→ Supplied records:
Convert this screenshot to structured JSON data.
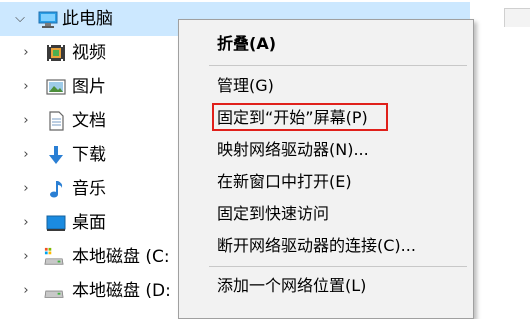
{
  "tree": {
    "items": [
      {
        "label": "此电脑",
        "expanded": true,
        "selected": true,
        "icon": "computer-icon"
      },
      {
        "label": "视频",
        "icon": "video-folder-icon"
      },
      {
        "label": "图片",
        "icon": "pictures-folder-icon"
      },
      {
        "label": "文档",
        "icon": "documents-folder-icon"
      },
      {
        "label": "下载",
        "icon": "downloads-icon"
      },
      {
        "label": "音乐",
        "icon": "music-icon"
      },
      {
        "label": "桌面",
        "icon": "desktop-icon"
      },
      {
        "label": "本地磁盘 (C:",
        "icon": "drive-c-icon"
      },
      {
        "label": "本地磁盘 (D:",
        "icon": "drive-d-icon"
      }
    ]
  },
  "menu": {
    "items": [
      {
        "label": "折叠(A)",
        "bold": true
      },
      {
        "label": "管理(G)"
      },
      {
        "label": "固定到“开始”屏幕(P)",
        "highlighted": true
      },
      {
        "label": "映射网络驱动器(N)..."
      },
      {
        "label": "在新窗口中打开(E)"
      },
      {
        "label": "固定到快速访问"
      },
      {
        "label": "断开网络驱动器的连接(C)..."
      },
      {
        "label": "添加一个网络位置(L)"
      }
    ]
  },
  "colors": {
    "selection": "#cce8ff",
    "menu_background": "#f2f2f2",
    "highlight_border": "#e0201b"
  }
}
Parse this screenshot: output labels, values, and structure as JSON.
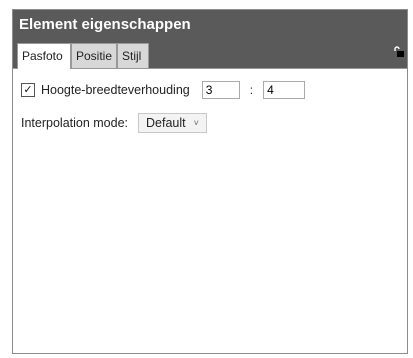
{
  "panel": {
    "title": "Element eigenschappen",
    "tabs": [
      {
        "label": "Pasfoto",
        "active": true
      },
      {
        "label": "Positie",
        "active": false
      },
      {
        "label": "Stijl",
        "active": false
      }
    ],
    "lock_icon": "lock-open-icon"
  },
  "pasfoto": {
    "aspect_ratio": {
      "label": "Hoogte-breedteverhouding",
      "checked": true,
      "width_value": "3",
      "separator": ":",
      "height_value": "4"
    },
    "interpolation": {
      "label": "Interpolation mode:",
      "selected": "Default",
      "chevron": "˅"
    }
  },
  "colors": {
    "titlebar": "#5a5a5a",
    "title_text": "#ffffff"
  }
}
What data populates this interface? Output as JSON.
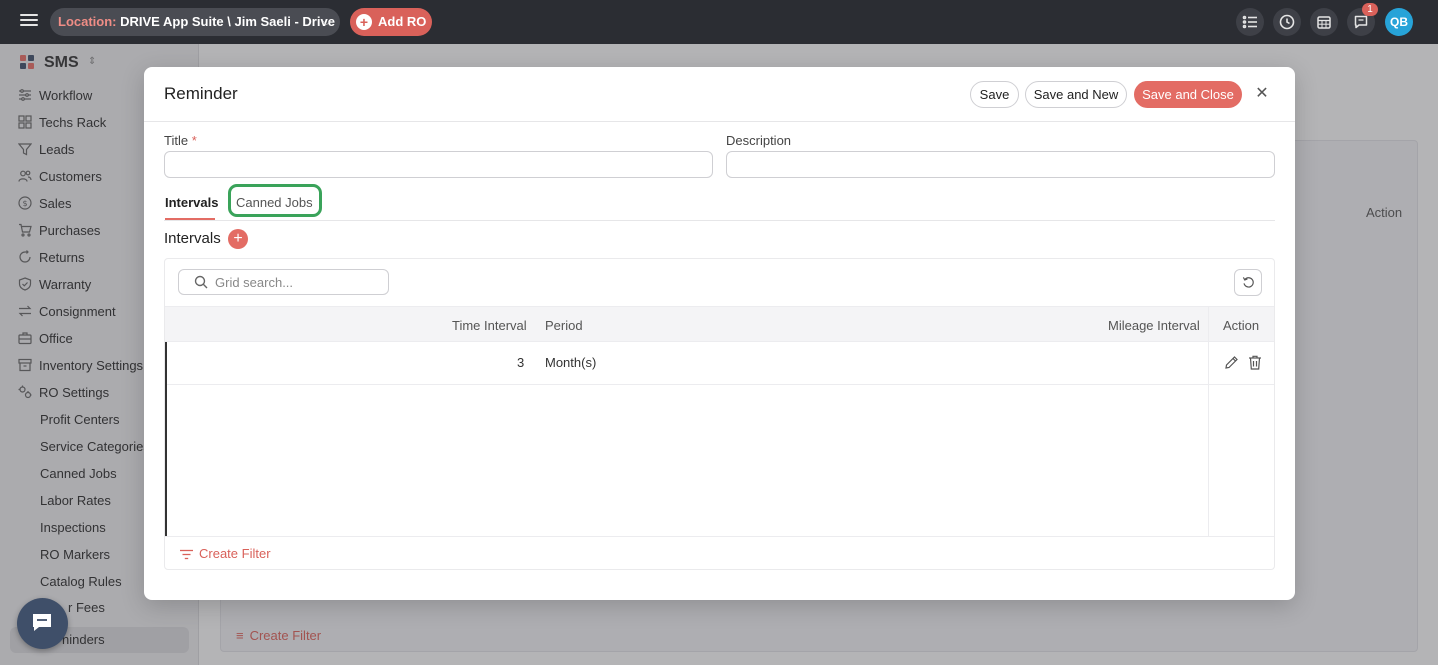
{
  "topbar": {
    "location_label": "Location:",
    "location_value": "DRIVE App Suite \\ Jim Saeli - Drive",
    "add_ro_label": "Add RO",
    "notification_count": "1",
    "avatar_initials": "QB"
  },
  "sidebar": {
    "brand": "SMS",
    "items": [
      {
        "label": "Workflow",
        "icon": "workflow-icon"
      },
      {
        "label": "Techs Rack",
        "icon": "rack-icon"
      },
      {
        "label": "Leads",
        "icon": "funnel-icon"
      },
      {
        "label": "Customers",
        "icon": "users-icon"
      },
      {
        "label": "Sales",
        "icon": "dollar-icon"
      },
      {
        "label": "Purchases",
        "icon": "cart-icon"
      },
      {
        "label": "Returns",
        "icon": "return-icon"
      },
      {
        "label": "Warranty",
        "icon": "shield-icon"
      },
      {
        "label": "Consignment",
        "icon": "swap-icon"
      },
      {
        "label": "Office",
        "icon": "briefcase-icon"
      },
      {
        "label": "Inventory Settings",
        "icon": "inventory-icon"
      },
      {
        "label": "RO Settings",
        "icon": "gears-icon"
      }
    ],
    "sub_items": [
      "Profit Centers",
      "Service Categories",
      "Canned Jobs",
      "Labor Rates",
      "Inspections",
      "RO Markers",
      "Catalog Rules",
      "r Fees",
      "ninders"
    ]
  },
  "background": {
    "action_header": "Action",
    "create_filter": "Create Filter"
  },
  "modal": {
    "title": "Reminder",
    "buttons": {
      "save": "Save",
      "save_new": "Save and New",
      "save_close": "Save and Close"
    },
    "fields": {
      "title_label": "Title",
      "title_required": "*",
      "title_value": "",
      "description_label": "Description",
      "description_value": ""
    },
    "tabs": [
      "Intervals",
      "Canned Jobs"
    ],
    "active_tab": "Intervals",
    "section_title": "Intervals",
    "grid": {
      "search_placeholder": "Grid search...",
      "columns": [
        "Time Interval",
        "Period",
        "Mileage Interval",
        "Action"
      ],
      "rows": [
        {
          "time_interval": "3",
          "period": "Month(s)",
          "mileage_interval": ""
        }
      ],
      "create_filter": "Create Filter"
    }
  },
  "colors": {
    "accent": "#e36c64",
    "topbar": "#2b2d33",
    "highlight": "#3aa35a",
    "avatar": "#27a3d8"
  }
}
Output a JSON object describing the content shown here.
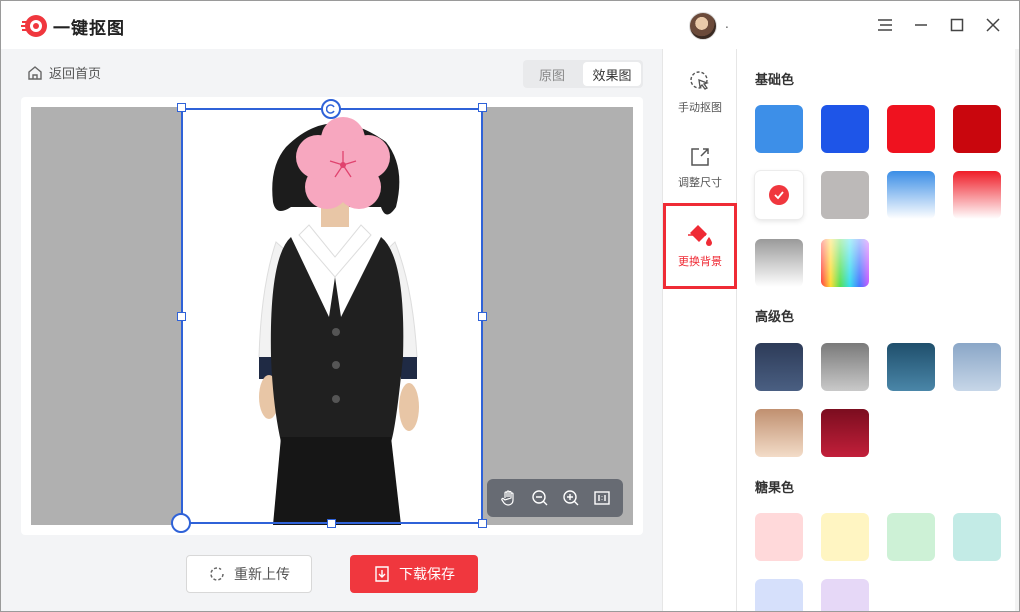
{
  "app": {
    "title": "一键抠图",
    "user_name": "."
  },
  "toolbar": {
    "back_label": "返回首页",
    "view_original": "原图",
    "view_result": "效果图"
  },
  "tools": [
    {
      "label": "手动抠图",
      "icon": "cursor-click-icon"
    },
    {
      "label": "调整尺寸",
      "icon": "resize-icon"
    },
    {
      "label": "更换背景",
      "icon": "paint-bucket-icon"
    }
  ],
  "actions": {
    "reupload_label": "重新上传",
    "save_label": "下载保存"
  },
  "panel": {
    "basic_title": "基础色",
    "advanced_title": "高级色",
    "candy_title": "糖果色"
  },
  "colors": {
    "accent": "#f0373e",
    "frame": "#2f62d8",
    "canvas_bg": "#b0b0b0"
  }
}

→ Direction:
Using the records above, find and show each line with the string "true".

→ Solution to this exercise:
        "expanded": true,
        "selected": true,
        "bold": true
        "highlighted": true
        "active": true
      "checked": true,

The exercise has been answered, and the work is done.